[start EXTRACTED DATA]

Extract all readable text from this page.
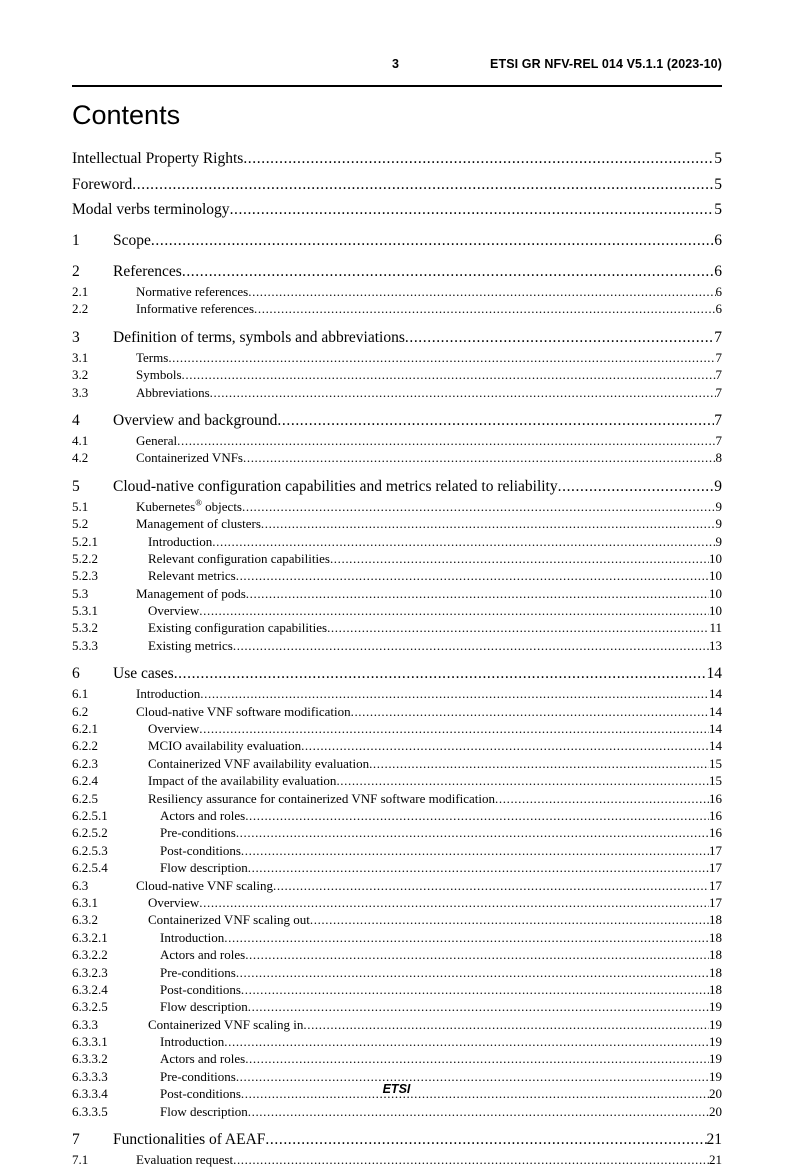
3	ETSI GR NFV-REL 014 V5.1.1 (2023-10)
Contents
Intellectual Property Rights .....	5
Foreword .....	5
Modal verbs terminology .....	5
1	Scope .....	6
2	References .....	6
2.1	Normative references .....	6
2.2	Informative references .....	6
3	Definition of terms, symbols and abbreviations .....	7
3.1	Terms .....	7
3.2	Symbols .....	7
3.3	Abbreviations .....	7
4	Overview and background .....	7
4.1	General .....	7
4.2	Containerized VNFs .....	8
5	Cloud-native configuration capabilities and metrics related to reliability .....	9
5.1	Kubernetes® objects .....	9
5.2	Management of clusters .....	9
5.2.1	Introduction .....	9
5.2.2	Relevant configuration capabilities .....	10
5.2.3	Relevant metrics .....	10
5.3	Management of pods .....	10
5.3.1	Overview .....	10
5.3.2	Existing configuration capabilities .....	11
5.3.3	Existing metrics .....	13
6	Use cases .....	14
6.1	Introduction .....	14
6.2	Cloud-native VNF software modification .....	14
6.2.1	Overview .....	14
6.2.2	MCIO availability evaluation .....	14
6.2.3	Containerized VNF availability evaluation .....	15
6.2.4	Impact of the availability evaluation .....	15
6.2.5	Resiliency assurance for containerized VNF software modification .....	16
6.2.5.1	Actors and roles .....	16
6.2.5.2	Pre-conditions .....	16
6.2.5.3	Post-conditions .....	17
6.2.5.4	Flow description .....	17
6.3	Cloud-native VNF scaling .....	17
6.3.1	Overview .....	17
6.3.2	Containerized VNF scaling out .....	18
6.3.2.1	Introduction .....	18
6.3.2.2	Actors and roles .....	18
6.3.2.3	Pre-conditions .....	18
6.3.2.4	Post-conditions .....	18
6.3.2.5	Flow description .....	19
6.3.3	Containerized VNF scaling in .....	19
6.3.3.1	Introduction .....	19
6.3.3.2	Actors and roles .....	19
6.3.3.3	Pre-conditions .....	19
6.3.3.4	Post-conditions .....	20
6.3.3.5	Flow description .....	20
7	Functionalities of AEAF .....	21
7.1	Evaluation request .....	21
ETSI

[end EXTRACTED DATA]

[YOUR GOAL] Return only those lines of the records that contain the string "modification".

[WRITTEN ANSWER]
6.2	Cloud-native VNF software modification .....	14
6.2.5	Resiliency assurance for containerized VNF software modification .....	16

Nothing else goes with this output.